(DATA FOR PROCESSING)
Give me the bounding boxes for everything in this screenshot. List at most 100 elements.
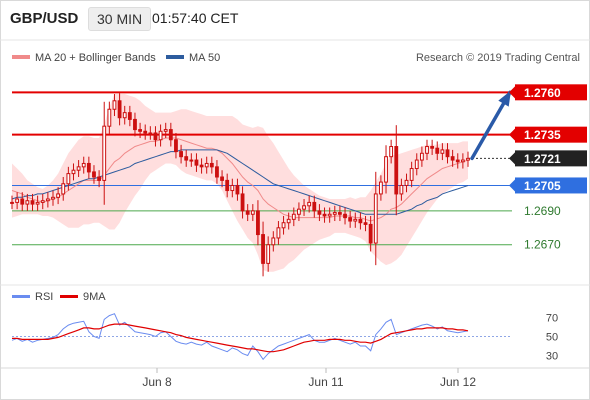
candle — [332, 205, 337, 222]
time-axis: Jun 8 Jun 11 Jun 12 — [142, 368, 476, 389]
candle — [163, 122, 168, 139]
rsi-tick-50: 50 — [546, 332, 558, 344]
timeframe-selector[interactable]: 30 MIN — [88, 7, 152, 31]
candle-body — [317, 210, 322, 215]
candle — [225, 173, 230, 198]
candle — [81, 156, 86, 174]
candle — [363, 215, 368, 232]
candle — [204, 156, 209, 174]
rsi-ma-legend-label: 9MA — [83, 291, 106, 303]
ma20-line — [11, 137, 469, 222]
candle-body — [15, 198, 20, 203]
candle-body — [297, 208, 301, 215]
candle — [215, 160, 219, 184]
candle — [148, 126, 153, 140]
candle — [56, 187, 61, 205]
rsi-legend-label: RSI — [35, 291, 53, 303]
candle-body — [127, 112, 132, 120]
candle-body — [445, 149, 450, 158]
ma20-legend-swatch — [12, 55, 30, 59]
candle — [414, 153, 419, 176]
price-tag-pointer-1.2735 — [509, 128, 515, 141]
price-tag-pointer-1.2705 — [509, 179, 515, 192]
current-time: 01:57:40 CET — [152, 10, 239, 26]
candle-body — [51, 196, 55, 200]
candle — [194, 153, 199, 172]
candle — [435, 141, 440, 161]
price-panel: 1.2760 1.2735 1.2721 1.2705 1.2690 1.2670 — [10, 84, 587, 277]
candle — [189, 153, 194, 167]
support-label-1.2670: 1.2670 — [524, 238, 561, 252]
candle — [312, 195, 317, 218]
ma20-legend-label: MA 20 + Bollinger Bands — [35, 52, 156, 64]
candle-body — [40, 200, 45, 203]
price-tag-bg-1.2705 — [515, 177, 587, 194]
candle-body — [158, 130, 163, 141]
price-tag-1.2721: 1.2721 — [524, 152, 561, 166]
candle — [358, 212, 363, 230]
rsi-panel: 70 50 30 — [11, 313, 558, 363]
candle-body — [363, 222, 368, 225]
candle — [107, 101, 112, 134]
candle — [92, 165, 96, 184]
candle-body — [184, 156, 189, 161]
rsi-tick-70: 70 — [546, 313, 558, 325]
candle — [235, 178, 240, 201]
rsi-ma-legend-swatch — [60, 295, 78, 298]
candle — [327, 207, 332, 223]
candle-body — [230, 184, 235, 192]
candle-body — [266, 244, 271, 264]
candle — [378, 175, 383, 201]
candle — [373, 171, 378, 266]
candle-body — [409, 168, 414, 181]
price-tag-bg-1.2735 — [515, 126, 587, 143]
candle-body — [189, 159, 194, 162]
candle-body — [250, 210, 255, 215]
candle-body — [343, 213, 347, 219]
candle — [15, 192, 20, 210]
candle-body — [455, 159, 460, 163]
price-tag-1.2735: 1.2735 — [524, 128, 561, 142]
candle-body — [245, 210, 250, 215]
candle-body — [389, 146, 394, 158]
candle-body — [235, 184, 240, 195]
candle-body — [450, 156, 455, 161]
candle — [112, 94, 117, 117]
candle — [117, 93, 122, 126]
candle-body — [358, 218, 363, 224]
candle — [127, 105, 132, 127]
x-tick-label-0: Jun 8 — [142, 375, 172, 389]
candle — [71, 163, 76, 181]
candle-body — [20, 198, 25, 205]
candle-body — [261, 234, 265, 264]
candle-body — [107, 108, 112, 127]
candle — [430, 139, 435, 155]
rsi-line — [11, 313, 469, 361]
candle — [343, 207, 347, 225]
candle-body — [56, 193, 61, 198]
candle-body — [168, 129, 173, 141]
candle — [276, 221, 281, 245]
candle-body — [338, 212, 342, 215]
candle-body — [35, 201, 40, 205]
price-tag-1.2760: 1.2760 — [524, 86, 561, 100]
candle-body — [435, 147, 440, 154]
candle — [384, 145, 388, 194]
price-tag-pointer-1.2721 — [509, 152, 515, 165]
candle-body — [404, 179, 409, 186]
candle — [30, 193, 35, 211]
candle — [97, 170, 102, 188]
candle-body — [97, 176, 102, 181]
candle — [179, 144, 183, 164]
candle — [409, 161, 414, 188]
candle — [338, 205, 342, 222]
candle — [466, 151, 470, 167]
candle — [261, 221, 265, 277]
candle — [399, 178, 404, 201]
rsi-legend-swatch — [12, 295, 30, 298]
price-tag-1.2705: 1.2705 — [524, 179, 561, 193]
candle — [307, 195, 312, 213]
source-credit: Research © 2019 Trading Central — [416, 52, 580, 64]
candle — [353, 212, 358, 228]
candle-body — [204, 162, 209, 168]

(WORK TO COMPLETE) Present the lines above as a Markdown table with two columns, Index for the row number and Line for the text. Leave out blank lines and the picture.

(FULL RESPONSE)
| Index | Line |
|---|---|
| 1 | Give me the bounding boxes for everything in this screenshot. List at most 100 elements. |
| 2 | candle — [332, 205, 337, 222] |
| 3 | time-axis: Jun 8 Jun 11 Jun 12 — [142, 368, 476, 389] |
| 4 | candle — [163, 122, 168, 139] |
| 5 | rsi-tick-50: 50 — [546, 332, 558, 344] |
| 6 | timeframe-selector[interactable]: 30 MIN — [88, 7, 152, 31] |
| 7 | candle-body — [317, 210, 322, 215] |
| 8 | candle — [225, 173, 230, 198] |
| 9 | candle — [81, 156, 86, 174] |
| 10 | candle — [363, 215, 368, 232] |
| 11 | candle — [204, 156, 209, 174] |
| 12 | rsi-ma-legend-label: 9MA — [83, 291, 106, 303] |
| 13 | ma20-line — [11, 137, 469, 222] |
| 14 | candle-body — [15, 198, 20, 203] |
| 15 | candle-body — [297, 208, 301, 215] |
| 16 | candle — [215, 160, 219, 184] |
| 17 | candle — [148, 126, 153, 140] |
| 18 | candle — [56, 187, 61, 205] |
| 19 | rsi-legend-label: RSI — [35, 291, 53, 303] |
| 20 | candle-body — [127, 112, 132, 120] |
| 21 | candle-body — [445, 149, 450, 158] |
| 22 | ma20-legend-swatch — [12, 55, 30, 59] |
| 23 | candle — [414, 153, 419, 176] |
| 24 | price-tag-pointer-1.2735 — [509, 128, 515, 141] |
| 25 | price-tag-pointer-1.2705 — [509, 179, 515, 192] |
| 26 | current-time: 01:57:40 CET — [152, 10, 239, 26] |
| 27 | candle-body — [51, 196, 55, 200] |
| 28 | candle — [194, 153, 199, 172] |
| 29 | candle — [435, 141, 440, 161] |
| 30 | price-panel: 1.2760 1.2735 1.2721 1.2705 1.2690 1.2670 — [10, 84, 587, 277] |
| 31 | candle — [189, 153, 194, 167] |
| 32 | support-label-1.2670: 1.2670 — [524, 238, 561, 252] |
| 33 | candle — [312, 195, 317, 218] |
| 34 | ma20-legend-label: MA 20 + Bollinger Bands — [35, 52, 156, 64] |
| 35 | candle-body — [40, 200, 45, 203] |
| 36 | price-tag-bg-1.2705 — [515, 177, 587, 194] |
| 37 | candle-body — [158, 130, 163, 141] |
| 38 | price-tag-1.2721: 1.2721 — [524, 152, 561, 166] |
| 39 | candle — [358, 212, 363, 230] |
| 40 | rsi-panel: 70 50 30 — [11, 313, 558, 363] |
| 41 | candle-body — [363, 222, 368, 225] |
| 42 | candle — [107, 101, 112, 134] |
| 43 | candle — [92, 165, 96, 184] |
| 44 | candle-body — [184, 156, 189, 161] |
| 45 | rsi-tick-70: 70 — [546, 313, 558, 325] |
| 46 | candle — [235, 178, 240, 201] |
| 47 | rsi-ma-legend-swatch — [60, 295, 78, 298] |
| 48 | candle — [327, 207, 332, 223] |
| 49 | candle-body — [230, 184, 235, 192] |
| 50 | candle-body — [266, 244, 271, 264] |
| 51 | candle — [378, 175, 383, 201] |
| 52 | candle — [373, 171, 378, 266] |
| 53 | candle-body — [409, 168, 414, 181] |
| 54 | price-tag-bg-1.2735 — [515, 126, 587, 143] |
| 55 | candle-body — [189, 159, 194, 162] |
| 56 | candle-body — [250, 210, 255, 215] |
| 57 | candle-body — [343, 213, 347, 219] |
| 58 | candle — [15, 192, 20, 210] |
| 59 | candle-body — [455, 159, 460, 163] |
| 60 | price-tag-1.2735: 1.2735 — [524, 128, 561, 142] |
| 61 | candle-body — [245, 210, 250, 215] |
| 62 | candle-body — [389, 146, 394, 158] |
| 63 | candle-body — [235, 184, 240, 195] |
| 64 | candle-body — [450, 156, 455, 161] |
| 65 | candle — [112, 94, 117, 117] |
| 66 | candle — [117, 93, 122, 126] |
| 67 | candle-body — [358, 218, 363, 224] |
| 68 | candle — [127, 105, 132, 127] |
| 69 | x-tick-label-0: Jun 8 — [142, 375, 172, 389] |
| 70 | candle — [71, 163, 76, 181] |
| 71 | candle-body — [20, 198, 25, 205] |
| 72 | candle-body — [261, 234, 265, 264] |
| 73 | candle-body — [107, 108, 112, 127] |
| 74 | candle — [430, 139, 435, 155] |
| 75 | rsi-line — [11, 313, 469, 361] |
| 76 | candle — [343, 207, 347, 225] |
| 77 | candle-body — [56, 193, 61, 198] |
| 78 | candle-body — [168, 129, 173, 141] |
| 79 | candle — [276, 221, 281, 245] |
| 80 | candle-body — [338, 212, 342, 215] |
| 81 | candle-body — [35, 201, 40, 205] |
| 82 | price-tag-1.2760: 1.2760 — [524, 86, 561, 100] |
| 83 | candle-body — [435, 147, 440, 154] |
| 84 | candle — [384, 145, 388, 194] |
| 85 | price-tag-pointer-1.2721 — [509, 152, 515, 165] |
| 86 | candle-body — [404, 179, 409, 186] |
| 87 | candle — [30, 193, 35, 211] |
| 88 | candle — [97, 170, 102, 188] |
| 89 | candle-body — [97, 176, 102, 181] |
| 90 | candle — [179, 144, 183, 164] |
| 91 | candle — [409, 161, 414, 188] |
| 92 | candle — [338, 205, 342, 222] |
| 93 | candle — [466, 151, 470, 167] |
| 94 | candle — [261, 221, 265, 277] |
| 95 | candle — [399, 178, 404, 201] |
| 96 | rsi-legend-swatch — [12, 295, 30, 298] |
| 97 | price-tag-1.2705: 1.2705 — [524, 179, 561, 193] |
| 98 | candle — [307, 195, 312, 213] |
| 99 | source-credit: Research © 2019 Trading Central — [416, 52, 580, 64] |
| 100 | candle — [353, 212, 358, 228] |
| 101 | candle-body — [204, 162, 209, 168] |